(Written exercise)
In the listing below, find every line with the string "driver" and pull it out.

(Exercise inputs)
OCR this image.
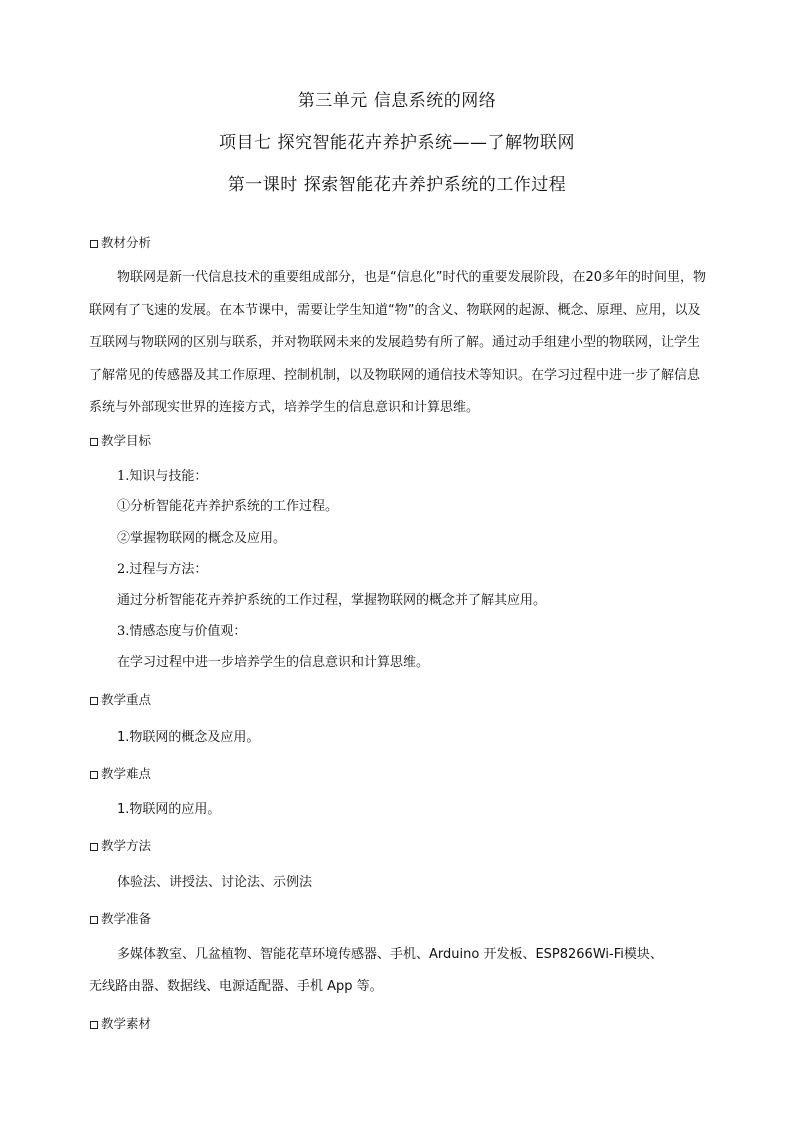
第三单元 信息系统的网络
项目七 探究智能花卉养护系统——了解物联网
第一课时 探索智能花卉养护系统的工作过程
教材分析
物联网是新一代信息技术的重要组成部分，也是“信息化”时代的重要发展阶段，在20多年的时间里，物联网有了飞速的发展。在本节课中，需要让学生知道“物”的含义、物联网的起源、概念、原理、应用，以及互联网与物联网的区别与联系，并对物联网未来的发展趋势有所了解。通过动手组建小型的物联网，让学生了解常见的传感器及其工作原理、控制机制，以及物联网的通信技术等知识。在学习过程中进一步了解信息系统与外部现实世界的连接方式，培养学生的信息意识和计算思维。
教学目标
1.知识与技能：
①分析智能花卉养护系统的工作过程。
②掌握物联网的概念及应用。
2.过程与方法：
通过分析智能花卉养护系统的工作过程，掌握物联网的概念并了解其应用。
3.情感态度与价值观：
在学习过程中进一步培养学生的信息意识和计算思维。
教学重点
1.物联网的概念及应用。
教学难点
1.物联网的应用。
教学方法
体验法、讲授法、讨论法、示例法
教学准备
多媒体教室、几盆植物、智能花草环境传感器、手机、Arduino 开发板、ESP8266Wi-Fi模块、
无线路由器、数据线、电源适配器、手机 App 等。
教学素材
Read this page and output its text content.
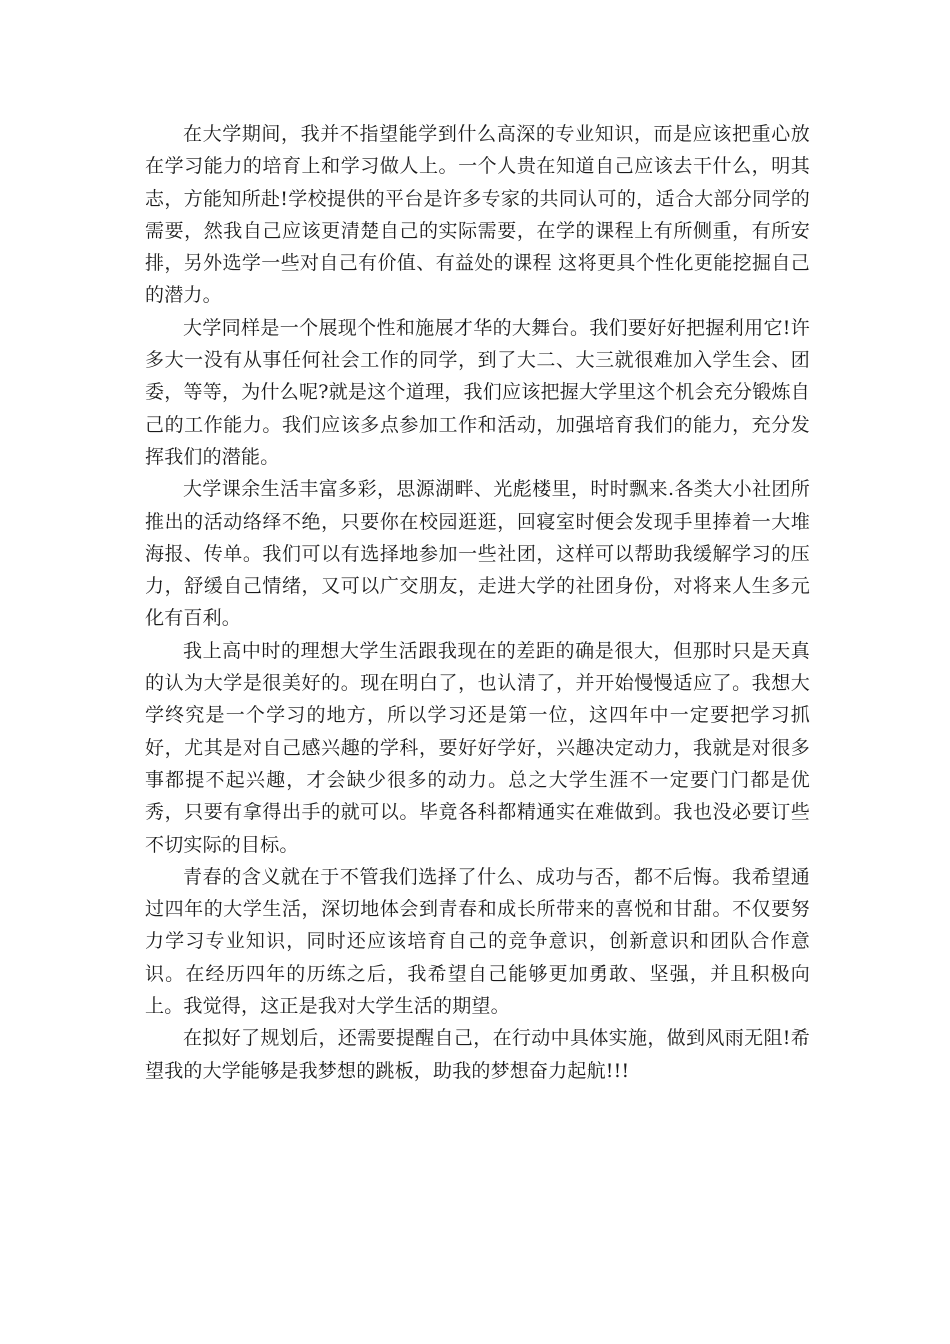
在大学期间，我并不指望能学到什么高深的专业知识，而是应该把重心放在学习能力的培育上和学习做人上。一个人贵在知道自己应该去干什么，明其志，方能知所赴!学校提供的平台是许多专家的共同认可的，适合大部分同学的需要，然我自己应该更清楚自己的实际需要，在学的课程上有所侧重，有所安排，另外选学一些对自己有价值、有益处的课程 这将更具个性化更能挖掘自己的潜力。

大学同样是一个展现个性和施展才华的大舞台。我们要好好把握利用它!许多大一没有从事任何社会工作的同学，到了大二、大三就很难加入学生会、团委，等等，为什么呢?就是这个道理，我们应该把握大学里这个机会充分锻炼自己的工作能力。我们应该多点参加工作和活动，加强培育我们的能力，充分发挥我们的潜能。

大学课余生活丰富多彩，思源湖畔、光彪楼里，时时飘来.各类大小社团所推出的活动络绎不绝，只要你在校园逛逛，回寝室时便会发现手里捧着一大堆海报、传单。我们可以有选择地参加一些社团，这样可以帮助我缓解学习的压力，舒缓自己情绪，又可以广交朋友，走进大学的社团身份，对将来人生多元化有百利。

我上高中时的理想大学生活跟我现在的差距的确是很大，但那时只是天真的认为大学是很美好的。现在明白了，也认清了，并开始慢慢适应了。我想大学终究是一个学习的地方，所以学习还是第一位，这四年中一定要把学习抓好，尤其是对自己感兴趣的学科，要好好学好，兴趣决定动力，我就是对很多事都提不起兴趣，才会缺少很多的动力。总之大学生涯不一定要门门都是优秀，只要有拿得出手的就可以。毕竟各科都精通实在难做到。我也没必要订些不切实际的目标。

青春的含义就在于不管我们选择了什么、成功与否，都不后悔。我希望通过四年的大学生活，深切地体会到青春和成长所带来的喜悦和甘甜。不仅要努力学习专业知识，同时还应该培育自己的竞争意识，创新意识和团队合作意识。在经历四年的历练之后，我希望自己能够更加勇敢、坚强，并且积极向上。我觉得，这正是我对大学生活的期望。

在拟好了规划后，还需要提醒自己，在行动中具体实施，做到风雨无阻!希望我的大学能够是我梦想的跳板，助我的梦想奋力起航!!!
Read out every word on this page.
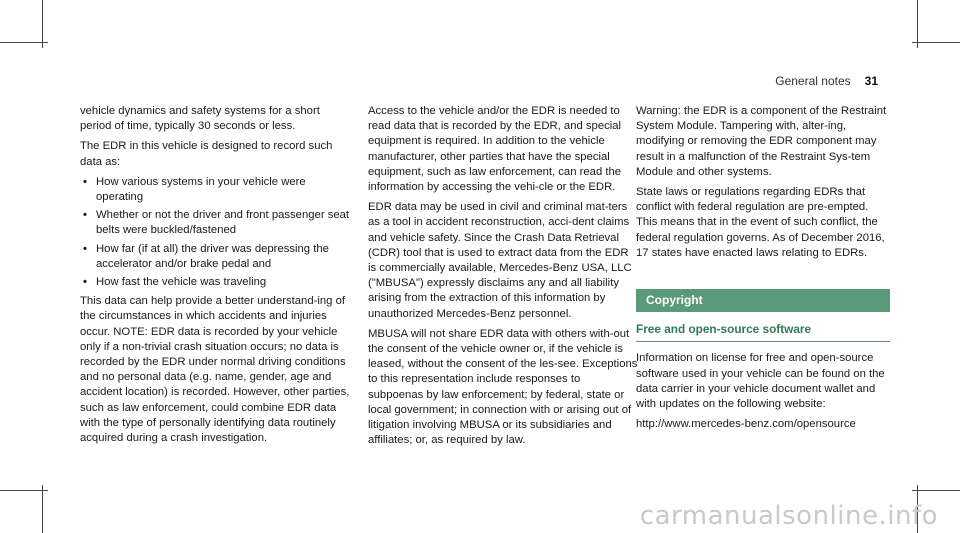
General notes 31

vehicle dynamics and safety systems for a short period of time, typically 30 seconds or less.

The EDR in this vehicle is designed to record such data as:

• How various systems in your vehicle were operating
• Whether or not the driver and front passenger seat belts were buckled/fastened
• How far (if at all) the driver was depressing the accelerator and/or brake pedal and
• How fast the vehicle was traveling

This data can help provide a better understand-ing of the circumstances in which accidents and injuries occur. NOTE: EDR data is recorded by your vehicle only if a non-trivial crash situation occurs; no data is recorded by the EDR under normal driving conditions and no personal data (e.g. name, gender, age and accident location) is recorded. However, other parties, such as law enforcement, could combine EDR data with the type of personally identifying data routinely acquired during a crash investigation.

Access to the vehicle and/or the EDR is needed to read data that is recorded by the EDR, and special equipment is required. In addition to the vehicle manufacturer, other parties that have the special equipment, such as law enforcement, can read the information by accessing the vehi-cle or the EDR.

EDR data may be used in civil and criminal mat-ters as a tool in accident reconstruction, acci-dent claims and vehicle safety. Since the Crash Data Retrieval (CDR) tool that is used to extract data from the EDR is commercially available, Mercedes-Benz USA, LLC ("MBUSA") expressly disclaims any and all liability arising from the extraction of this information by unauthorized Mercedes-Benz personnel.

MBUSA will not share EDR data with others with-out the consent of the vehicle owner or, if the vehicle is leased, without the consent of the les-see. Exceptions to this representation include responses to subpoenas by law enforcement; by federal, state or local government; in connection with or arising out of litigation involving MBUSA or its subsidiaries and affiliates; or, as required by law.

Warning: the EDR is a component of the Restraint System Module. Tampering with, alter-ing, modifying or removing the EDR component may result in a malfunction of the Restraint Sys-tem Module and other systems.

State laws or regulations regarding EDRs that conflict with federal regulation are pre-empted. This means that in the event of such conflict, the federal regulation governs. As of December 2016, 17 states have enacted laws relating to EDRs.

Copyright
Free and open-source software

Information on license for free and open-source software used in your vehicle can be found on the data carrier in your vehicle document wallet and with updates on the following website:

http://www.mercedes-benz.com/opensource

carmanualsonline.info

(Answer for the task)
• Whether or not the driver and front passenger seat belts were buckled/fastened
• How far (if at all) the driver was depressing the accelerator and/or brake pedal and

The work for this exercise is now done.